• [What is asked]:
Every line that holds the string "σημεῖον" is to be identified and copied.
──────── Data excerpts ────────
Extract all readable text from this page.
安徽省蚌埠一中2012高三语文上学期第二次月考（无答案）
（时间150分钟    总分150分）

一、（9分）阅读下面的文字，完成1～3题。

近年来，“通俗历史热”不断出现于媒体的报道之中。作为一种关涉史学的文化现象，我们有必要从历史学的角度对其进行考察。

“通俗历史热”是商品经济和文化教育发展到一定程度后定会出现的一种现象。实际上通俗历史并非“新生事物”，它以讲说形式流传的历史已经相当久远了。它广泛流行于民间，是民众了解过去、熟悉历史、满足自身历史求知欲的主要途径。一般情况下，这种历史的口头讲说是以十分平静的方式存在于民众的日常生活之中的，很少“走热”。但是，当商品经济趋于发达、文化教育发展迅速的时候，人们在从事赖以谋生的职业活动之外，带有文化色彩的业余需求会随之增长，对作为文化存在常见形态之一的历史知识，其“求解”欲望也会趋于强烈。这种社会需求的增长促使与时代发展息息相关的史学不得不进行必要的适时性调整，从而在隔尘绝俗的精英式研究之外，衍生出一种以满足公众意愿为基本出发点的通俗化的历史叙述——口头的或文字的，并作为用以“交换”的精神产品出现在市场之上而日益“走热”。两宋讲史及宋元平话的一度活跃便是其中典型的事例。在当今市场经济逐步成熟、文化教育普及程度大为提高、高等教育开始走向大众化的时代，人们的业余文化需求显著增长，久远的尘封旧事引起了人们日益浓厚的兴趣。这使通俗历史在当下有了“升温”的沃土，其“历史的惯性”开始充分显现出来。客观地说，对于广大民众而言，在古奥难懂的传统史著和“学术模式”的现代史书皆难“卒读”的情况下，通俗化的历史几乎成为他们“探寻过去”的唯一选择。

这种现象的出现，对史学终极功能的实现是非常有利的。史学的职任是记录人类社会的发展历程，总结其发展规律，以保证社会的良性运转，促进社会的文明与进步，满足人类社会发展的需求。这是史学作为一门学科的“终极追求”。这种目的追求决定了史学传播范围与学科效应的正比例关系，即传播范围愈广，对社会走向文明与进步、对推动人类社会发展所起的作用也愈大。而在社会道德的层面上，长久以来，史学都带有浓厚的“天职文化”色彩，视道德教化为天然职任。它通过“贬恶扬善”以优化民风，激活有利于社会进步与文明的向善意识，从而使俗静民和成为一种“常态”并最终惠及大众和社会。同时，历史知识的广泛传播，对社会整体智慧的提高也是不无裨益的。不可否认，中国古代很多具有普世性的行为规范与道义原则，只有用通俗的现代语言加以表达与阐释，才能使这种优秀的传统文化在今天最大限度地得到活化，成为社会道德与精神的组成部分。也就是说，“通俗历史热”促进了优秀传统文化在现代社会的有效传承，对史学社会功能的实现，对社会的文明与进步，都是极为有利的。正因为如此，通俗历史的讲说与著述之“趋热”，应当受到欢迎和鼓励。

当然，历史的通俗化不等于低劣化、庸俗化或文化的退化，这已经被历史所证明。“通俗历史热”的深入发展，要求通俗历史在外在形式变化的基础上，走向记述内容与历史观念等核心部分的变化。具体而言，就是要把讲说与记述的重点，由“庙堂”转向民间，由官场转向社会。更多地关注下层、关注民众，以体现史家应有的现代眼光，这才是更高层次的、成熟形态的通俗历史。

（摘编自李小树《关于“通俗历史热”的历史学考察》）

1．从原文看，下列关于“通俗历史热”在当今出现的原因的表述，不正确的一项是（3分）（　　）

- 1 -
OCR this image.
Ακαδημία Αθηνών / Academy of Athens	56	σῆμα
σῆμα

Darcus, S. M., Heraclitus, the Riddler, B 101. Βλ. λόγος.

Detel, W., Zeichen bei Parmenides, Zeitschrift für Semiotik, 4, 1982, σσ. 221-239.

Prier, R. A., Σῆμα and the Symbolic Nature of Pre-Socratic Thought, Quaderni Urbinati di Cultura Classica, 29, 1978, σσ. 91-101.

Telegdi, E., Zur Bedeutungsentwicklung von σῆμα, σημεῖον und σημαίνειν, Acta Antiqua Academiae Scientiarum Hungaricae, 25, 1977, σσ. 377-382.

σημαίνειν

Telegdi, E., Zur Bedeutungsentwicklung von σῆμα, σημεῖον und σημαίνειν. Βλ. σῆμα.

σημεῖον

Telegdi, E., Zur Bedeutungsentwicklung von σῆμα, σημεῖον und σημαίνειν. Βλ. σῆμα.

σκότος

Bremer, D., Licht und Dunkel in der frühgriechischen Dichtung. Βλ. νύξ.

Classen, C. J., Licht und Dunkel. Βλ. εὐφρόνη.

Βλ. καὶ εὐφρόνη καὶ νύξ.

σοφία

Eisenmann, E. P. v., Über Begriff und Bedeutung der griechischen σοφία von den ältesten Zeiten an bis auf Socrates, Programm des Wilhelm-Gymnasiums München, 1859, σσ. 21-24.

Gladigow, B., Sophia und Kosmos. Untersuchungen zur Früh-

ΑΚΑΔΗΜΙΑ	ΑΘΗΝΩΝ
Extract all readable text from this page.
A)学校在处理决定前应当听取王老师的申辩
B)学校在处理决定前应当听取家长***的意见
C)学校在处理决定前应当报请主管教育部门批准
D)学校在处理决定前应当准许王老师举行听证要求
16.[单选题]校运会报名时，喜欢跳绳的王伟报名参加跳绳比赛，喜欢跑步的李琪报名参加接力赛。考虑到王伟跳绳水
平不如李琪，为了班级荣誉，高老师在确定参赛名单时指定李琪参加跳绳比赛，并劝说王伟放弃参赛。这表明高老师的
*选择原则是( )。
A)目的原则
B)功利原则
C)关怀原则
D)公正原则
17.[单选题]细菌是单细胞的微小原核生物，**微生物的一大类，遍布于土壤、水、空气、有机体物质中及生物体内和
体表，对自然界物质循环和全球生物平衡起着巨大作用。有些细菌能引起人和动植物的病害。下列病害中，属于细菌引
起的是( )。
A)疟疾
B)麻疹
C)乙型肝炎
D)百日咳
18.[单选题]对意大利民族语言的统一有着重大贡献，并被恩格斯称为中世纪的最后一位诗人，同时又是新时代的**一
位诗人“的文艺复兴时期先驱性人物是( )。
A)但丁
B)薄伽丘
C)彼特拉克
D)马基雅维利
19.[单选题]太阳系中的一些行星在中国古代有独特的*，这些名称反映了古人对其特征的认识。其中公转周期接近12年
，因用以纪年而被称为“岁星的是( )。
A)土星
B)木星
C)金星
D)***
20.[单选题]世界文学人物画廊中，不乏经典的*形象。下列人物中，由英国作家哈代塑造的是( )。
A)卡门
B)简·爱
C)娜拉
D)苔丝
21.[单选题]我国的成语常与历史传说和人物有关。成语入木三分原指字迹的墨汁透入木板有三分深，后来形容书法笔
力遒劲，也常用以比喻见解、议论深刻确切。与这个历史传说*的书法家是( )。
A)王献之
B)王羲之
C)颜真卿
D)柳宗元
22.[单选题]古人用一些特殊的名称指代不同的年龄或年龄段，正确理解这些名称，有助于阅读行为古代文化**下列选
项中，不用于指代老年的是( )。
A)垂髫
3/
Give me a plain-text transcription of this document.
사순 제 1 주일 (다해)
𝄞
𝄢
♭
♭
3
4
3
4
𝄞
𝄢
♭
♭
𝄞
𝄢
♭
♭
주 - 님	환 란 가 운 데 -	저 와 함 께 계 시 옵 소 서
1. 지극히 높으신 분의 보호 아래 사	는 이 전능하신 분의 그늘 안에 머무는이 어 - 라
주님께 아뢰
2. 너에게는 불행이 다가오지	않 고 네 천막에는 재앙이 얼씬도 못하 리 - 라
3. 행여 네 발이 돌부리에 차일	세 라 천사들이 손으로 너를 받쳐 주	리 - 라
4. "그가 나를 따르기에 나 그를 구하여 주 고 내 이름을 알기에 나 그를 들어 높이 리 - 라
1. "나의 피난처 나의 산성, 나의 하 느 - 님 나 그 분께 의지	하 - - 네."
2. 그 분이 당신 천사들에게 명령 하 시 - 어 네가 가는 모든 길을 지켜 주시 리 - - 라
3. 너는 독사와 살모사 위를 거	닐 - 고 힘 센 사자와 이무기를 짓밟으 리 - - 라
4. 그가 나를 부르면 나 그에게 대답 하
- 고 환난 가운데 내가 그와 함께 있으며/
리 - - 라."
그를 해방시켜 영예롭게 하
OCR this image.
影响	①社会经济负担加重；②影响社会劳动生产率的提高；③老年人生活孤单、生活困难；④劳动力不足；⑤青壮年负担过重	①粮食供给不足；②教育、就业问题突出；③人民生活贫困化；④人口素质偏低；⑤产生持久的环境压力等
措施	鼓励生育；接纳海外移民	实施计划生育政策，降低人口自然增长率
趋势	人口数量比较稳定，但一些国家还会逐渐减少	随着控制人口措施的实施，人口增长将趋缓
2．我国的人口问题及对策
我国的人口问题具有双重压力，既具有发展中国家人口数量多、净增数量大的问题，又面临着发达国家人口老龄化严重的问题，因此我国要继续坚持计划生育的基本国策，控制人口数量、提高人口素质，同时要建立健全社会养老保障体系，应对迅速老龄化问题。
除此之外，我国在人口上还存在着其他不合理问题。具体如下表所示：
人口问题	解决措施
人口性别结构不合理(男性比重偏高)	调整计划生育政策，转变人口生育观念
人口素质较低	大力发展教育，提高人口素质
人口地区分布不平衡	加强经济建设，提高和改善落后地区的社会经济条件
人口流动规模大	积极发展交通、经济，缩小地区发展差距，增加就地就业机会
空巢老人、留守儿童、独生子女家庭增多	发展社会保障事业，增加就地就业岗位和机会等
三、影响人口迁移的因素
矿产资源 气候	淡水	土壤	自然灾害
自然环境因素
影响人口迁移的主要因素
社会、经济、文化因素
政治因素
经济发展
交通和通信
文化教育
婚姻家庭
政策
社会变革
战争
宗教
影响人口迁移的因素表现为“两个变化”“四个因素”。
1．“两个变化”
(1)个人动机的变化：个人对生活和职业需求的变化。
────────
• [Complete response]:
Telegdi, E., Zur Bedeutungsentwicklung von σῆμα, σημεῖον und σημαίνειν, Acta Antiqua Academiae Scientiarum Hungaricae, 25, 1977, σσ. 377-382.
Telegdi, E., Zur Bedeutungsentwicklung von σῆμα, σημεῖον und σημαίνειν. Βλ. σῆμα.
σημεῖον
Telegdi, E., Zur Bedeutungsentwicklung von σῆμα, σημεῖον und σημαίνειν. Βλ. σῆμα.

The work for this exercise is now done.